## WHAT YOU ARE ASKED TO DO:
Using the data below, gather each line that includes the word "Date".

## RECORDS PROVIDED:
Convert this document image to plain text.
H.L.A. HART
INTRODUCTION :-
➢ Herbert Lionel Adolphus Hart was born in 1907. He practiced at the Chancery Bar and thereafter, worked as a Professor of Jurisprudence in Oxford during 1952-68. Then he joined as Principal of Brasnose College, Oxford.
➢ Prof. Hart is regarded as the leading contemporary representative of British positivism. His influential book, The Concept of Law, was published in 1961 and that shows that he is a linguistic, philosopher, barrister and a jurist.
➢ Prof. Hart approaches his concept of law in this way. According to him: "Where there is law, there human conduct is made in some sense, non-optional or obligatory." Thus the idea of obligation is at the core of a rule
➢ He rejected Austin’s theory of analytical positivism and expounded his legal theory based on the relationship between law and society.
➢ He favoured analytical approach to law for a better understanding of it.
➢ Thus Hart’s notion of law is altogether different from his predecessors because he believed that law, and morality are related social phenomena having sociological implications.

...

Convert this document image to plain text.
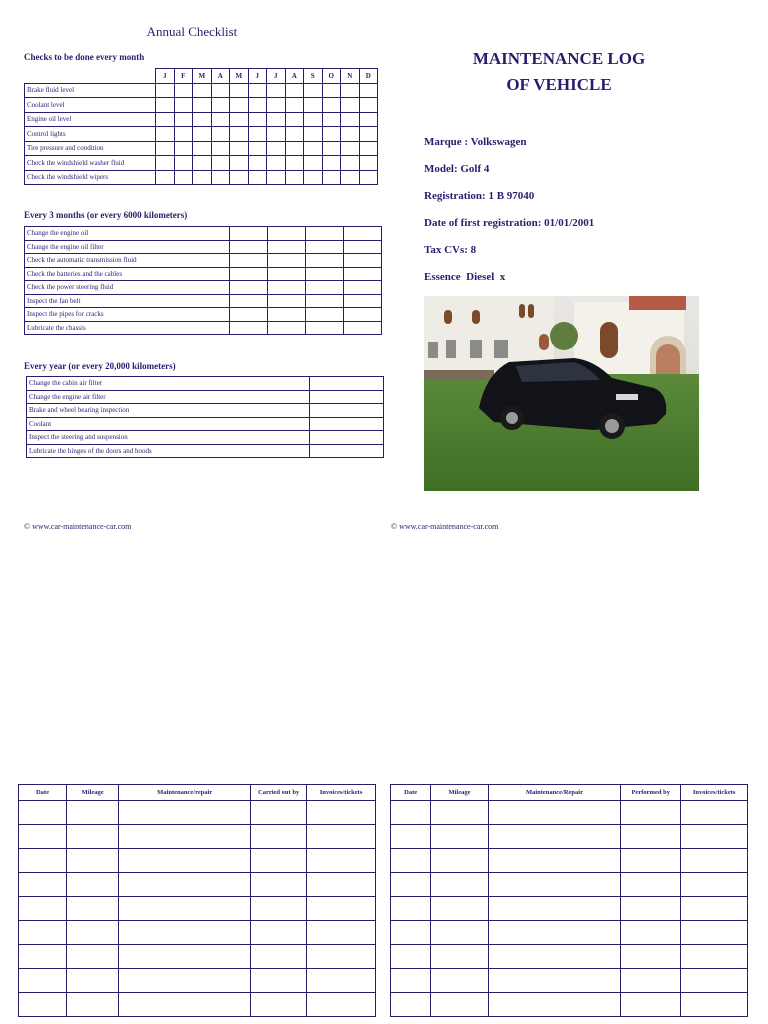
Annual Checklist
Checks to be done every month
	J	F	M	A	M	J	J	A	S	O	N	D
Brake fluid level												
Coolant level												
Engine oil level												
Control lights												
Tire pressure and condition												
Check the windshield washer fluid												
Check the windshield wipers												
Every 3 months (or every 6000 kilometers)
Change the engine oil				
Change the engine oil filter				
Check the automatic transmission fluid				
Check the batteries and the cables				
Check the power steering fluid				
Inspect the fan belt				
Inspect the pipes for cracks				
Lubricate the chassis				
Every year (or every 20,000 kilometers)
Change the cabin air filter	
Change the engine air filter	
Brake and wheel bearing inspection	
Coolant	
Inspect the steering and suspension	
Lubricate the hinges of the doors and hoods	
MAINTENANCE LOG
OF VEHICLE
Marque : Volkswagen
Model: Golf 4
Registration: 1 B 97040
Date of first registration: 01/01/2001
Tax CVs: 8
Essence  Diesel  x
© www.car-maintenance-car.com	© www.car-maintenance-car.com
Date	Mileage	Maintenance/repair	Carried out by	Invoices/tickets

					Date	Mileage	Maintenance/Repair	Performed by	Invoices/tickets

## CORRECT OUTPUT:
Date of first registration: 01/01/2001
Date	Mileage	Maintenance/repair	Carried out by	Invoices/tickets
					Date	Mileage	Maintenance/Repair	Performed by	Invoices/tickets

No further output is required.